*Task data*:
————
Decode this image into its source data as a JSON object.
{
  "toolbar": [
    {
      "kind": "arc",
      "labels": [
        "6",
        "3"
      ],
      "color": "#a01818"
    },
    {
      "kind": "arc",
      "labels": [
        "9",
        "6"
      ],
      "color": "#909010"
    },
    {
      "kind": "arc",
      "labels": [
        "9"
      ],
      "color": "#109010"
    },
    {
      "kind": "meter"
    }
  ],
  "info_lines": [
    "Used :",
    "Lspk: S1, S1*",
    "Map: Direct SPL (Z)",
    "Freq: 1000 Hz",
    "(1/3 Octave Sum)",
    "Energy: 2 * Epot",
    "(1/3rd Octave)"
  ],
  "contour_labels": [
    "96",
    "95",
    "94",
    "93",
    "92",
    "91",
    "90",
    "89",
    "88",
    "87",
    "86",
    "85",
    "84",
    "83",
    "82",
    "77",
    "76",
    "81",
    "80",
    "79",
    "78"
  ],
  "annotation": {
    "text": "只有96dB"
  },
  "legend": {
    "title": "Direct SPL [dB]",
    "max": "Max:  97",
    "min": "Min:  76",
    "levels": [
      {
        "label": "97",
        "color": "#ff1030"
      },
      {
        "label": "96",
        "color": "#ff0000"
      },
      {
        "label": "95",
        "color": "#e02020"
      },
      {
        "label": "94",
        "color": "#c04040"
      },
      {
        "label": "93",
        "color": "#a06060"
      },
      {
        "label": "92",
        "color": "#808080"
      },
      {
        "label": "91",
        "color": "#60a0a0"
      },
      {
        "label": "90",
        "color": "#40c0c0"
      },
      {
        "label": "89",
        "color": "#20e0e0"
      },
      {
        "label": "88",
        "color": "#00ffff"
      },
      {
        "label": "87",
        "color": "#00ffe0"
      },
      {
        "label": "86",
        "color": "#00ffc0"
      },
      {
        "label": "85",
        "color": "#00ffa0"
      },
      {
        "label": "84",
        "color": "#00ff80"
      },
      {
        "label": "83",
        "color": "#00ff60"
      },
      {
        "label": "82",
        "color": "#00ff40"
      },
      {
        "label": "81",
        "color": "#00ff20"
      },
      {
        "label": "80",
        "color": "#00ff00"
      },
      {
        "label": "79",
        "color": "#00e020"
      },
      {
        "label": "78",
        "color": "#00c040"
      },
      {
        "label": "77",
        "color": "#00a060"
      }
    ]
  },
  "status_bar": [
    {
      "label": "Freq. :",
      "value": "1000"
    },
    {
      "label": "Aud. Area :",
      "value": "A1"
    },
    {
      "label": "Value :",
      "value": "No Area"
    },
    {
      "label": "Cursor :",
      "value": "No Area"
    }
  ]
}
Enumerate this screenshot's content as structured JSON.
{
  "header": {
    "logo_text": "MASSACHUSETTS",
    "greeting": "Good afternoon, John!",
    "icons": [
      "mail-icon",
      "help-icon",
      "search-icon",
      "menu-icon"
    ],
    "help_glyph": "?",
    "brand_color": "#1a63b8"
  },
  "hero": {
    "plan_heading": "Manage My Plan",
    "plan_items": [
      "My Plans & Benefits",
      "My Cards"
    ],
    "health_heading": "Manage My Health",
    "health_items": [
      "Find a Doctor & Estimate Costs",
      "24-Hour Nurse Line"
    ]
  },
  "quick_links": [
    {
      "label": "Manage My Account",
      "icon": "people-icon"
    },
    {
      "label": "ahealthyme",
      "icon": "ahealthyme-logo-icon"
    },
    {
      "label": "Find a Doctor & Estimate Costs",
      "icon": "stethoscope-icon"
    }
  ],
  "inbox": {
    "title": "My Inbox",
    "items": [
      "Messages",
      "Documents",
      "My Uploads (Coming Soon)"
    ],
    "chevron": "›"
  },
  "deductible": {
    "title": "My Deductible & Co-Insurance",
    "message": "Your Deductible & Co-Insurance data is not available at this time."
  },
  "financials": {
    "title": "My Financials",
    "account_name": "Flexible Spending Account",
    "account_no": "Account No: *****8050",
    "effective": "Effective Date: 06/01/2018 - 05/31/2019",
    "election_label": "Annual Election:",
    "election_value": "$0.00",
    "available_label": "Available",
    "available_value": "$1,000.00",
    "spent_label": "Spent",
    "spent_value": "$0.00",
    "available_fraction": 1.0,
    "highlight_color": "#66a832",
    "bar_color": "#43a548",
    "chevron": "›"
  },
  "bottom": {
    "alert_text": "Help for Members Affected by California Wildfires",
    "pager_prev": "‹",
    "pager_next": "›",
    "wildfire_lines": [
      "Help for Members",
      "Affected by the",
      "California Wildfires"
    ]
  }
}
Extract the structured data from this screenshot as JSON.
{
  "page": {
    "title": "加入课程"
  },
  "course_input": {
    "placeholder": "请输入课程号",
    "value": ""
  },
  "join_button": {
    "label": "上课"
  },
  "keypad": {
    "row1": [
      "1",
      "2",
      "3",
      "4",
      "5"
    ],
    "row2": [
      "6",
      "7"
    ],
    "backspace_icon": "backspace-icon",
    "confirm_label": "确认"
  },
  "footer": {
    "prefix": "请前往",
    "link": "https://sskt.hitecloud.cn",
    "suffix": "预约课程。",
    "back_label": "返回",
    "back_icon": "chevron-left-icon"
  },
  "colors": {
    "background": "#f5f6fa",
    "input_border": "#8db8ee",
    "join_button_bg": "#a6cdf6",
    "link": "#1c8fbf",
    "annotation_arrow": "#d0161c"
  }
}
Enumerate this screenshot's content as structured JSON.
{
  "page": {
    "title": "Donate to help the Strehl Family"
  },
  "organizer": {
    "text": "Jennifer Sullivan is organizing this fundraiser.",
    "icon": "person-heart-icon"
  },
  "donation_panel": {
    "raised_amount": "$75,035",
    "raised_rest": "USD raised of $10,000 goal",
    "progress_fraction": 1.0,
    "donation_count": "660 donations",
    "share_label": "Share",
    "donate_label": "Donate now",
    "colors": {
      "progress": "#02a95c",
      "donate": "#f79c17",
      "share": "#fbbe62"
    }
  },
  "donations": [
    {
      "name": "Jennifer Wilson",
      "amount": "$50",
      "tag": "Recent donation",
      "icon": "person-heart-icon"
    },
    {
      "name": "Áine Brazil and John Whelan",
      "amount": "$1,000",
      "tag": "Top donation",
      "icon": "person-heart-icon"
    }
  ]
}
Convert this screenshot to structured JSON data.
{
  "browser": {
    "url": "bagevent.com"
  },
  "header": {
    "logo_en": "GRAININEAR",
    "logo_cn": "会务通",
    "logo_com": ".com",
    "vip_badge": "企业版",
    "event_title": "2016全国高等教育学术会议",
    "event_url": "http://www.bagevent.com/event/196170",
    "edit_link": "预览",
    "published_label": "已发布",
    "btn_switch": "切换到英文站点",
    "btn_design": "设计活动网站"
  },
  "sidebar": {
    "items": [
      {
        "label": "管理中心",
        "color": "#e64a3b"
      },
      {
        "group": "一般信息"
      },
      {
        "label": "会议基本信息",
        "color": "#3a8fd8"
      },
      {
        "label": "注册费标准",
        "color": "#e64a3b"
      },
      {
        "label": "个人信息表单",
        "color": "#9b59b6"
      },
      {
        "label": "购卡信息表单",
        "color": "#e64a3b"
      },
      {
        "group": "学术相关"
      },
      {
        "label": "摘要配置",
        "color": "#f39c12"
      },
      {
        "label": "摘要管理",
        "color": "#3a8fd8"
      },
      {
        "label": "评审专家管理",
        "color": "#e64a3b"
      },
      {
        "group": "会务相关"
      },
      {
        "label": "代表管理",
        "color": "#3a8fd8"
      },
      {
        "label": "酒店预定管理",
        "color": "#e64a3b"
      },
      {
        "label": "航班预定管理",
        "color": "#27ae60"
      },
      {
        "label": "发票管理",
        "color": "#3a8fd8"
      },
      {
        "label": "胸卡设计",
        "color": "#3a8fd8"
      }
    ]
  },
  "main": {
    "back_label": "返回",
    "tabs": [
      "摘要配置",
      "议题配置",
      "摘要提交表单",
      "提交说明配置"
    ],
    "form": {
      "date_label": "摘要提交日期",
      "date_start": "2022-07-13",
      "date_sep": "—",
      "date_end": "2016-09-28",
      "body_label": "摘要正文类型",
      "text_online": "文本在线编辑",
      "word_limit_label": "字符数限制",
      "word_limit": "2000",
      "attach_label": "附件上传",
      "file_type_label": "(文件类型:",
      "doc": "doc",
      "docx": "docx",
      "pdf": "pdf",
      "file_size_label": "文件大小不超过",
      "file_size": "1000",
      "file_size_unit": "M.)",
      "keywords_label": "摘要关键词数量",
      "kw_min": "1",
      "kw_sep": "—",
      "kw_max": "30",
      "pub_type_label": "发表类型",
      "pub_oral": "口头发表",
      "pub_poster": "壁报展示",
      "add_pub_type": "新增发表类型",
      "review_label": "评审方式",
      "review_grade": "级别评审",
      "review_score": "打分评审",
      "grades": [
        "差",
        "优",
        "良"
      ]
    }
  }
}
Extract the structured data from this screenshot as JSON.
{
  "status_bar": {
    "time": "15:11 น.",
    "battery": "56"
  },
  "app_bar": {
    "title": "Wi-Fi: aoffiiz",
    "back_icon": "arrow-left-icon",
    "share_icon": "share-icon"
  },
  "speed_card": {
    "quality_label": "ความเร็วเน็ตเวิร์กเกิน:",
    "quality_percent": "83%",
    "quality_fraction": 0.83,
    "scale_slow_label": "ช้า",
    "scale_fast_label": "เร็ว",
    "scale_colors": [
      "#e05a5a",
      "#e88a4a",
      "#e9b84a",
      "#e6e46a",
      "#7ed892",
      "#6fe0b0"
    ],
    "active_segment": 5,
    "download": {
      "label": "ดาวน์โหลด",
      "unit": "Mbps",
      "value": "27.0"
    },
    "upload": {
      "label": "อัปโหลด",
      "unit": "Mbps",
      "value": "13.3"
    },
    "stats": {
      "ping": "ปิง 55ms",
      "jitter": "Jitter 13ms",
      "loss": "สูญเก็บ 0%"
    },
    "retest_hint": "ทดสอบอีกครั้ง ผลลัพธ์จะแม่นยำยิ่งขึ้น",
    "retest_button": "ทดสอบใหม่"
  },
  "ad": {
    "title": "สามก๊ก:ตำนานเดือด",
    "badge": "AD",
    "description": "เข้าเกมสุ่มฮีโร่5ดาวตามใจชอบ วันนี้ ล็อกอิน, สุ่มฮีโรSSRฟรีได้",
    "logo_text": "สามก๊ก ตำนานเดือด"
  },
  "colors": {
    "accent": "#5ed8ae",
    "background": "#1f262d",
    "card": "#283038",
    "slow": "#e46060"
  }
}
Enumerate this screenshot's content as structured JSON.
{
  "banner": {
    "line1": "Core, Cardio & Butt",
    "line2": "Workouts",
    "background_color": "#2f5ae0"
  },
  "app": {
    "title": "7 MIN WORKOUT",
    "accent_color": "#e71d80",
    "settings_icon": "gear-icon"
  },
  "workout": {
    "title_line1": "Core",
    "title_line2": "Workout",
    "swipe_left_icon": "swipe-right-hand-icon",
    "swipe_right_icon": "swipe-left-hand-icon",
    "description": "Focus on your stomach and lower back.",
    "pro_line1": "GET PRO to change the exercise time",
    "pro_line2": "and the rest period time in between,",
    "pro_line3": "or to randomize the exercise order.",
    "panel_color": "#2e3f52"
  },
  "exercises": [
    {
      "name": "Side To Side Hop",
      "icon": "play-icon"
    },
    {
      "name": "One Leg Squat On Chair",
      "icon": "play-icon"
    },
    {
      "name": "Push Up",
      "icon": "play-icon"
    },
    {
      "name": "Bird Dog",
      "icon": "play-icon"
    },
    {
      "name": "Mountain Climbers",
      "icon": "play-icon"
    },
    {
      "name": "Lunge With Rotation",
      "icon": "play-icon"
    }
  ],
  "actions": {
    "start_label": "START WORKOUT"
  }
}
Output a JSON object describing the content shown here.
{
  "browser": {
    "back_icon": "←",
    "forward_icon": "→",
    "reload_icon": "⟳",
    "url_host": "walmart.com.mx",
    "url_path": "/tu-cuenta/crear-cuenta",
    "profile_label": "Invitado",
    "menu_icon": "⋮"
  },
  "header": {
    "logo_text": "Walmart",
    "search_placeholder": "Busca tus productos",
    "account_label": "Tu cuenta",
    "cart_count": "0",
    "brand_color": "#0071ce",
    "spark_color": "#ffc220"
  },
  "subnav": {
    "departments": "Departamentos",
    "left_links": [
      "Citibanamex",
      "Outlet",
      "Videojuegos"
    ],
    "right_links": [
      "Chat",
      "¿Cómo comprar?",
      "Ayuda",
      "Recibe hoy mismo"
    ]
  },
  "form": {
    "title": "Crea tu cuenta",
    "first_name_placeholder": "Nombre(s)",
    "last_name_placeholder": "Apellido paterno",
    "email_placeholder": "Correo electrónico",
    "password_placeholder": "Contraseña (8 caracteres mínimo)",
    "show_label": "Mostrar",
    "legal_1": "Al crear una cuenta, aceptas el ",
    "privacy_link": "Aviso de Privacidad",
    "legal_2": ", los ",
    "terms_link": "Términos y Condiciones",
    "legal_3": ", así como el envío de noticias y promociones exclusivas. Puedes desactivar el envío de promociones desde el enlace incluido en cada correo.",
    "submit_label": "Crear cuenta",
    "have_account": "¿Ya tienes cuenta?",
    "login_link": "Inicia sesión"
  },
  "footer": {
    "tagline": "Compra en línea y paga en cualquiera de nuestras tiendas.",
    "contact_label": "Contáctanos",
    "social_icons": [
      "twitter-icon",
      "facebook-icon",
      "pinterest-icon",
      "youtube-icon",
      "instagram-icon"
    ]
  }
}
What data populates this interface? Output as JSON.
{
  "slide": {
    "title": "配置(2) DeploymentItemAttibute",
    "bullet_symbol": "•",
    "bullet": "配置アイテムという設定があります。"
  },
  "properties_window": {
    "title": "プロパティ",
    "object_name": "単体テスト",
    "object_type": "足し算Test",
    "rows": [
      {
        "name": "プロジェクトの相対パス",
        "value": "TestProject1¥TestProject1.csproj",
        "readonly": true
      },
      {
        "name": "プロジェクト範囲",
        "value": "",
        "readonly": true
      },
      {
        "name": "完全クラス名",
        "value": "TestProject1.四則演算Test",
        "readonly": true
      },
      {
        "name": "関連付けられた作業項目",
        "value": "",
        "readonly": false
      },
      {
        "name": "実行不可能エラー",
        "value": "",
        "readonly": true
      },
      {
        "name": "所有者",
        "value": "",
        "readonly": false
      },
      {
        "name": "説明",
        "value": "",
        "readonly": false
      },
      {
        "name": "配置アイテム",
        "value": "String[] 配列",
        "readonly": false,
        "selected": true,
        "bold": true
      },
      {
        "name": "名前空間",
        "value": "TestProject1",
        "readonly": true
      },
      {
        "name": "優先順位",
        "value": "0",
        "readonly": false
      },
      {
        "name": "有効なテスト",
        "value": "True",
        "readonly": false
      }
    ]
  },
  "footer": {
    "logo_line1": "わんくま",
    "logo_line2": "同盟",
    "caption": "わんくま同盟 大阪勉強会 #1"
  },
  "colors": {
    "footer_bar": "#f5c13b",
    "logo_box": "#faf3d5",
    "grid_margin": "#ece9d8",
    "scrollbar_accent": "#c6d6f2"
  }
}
————
*What the exercise asks*: Pull out and copy each line containing the string "Find".

*Answer to the problem*:
      "Find a Doctor & Estimate Costs",
      "label": "Find a Doctor & Estimate Costs",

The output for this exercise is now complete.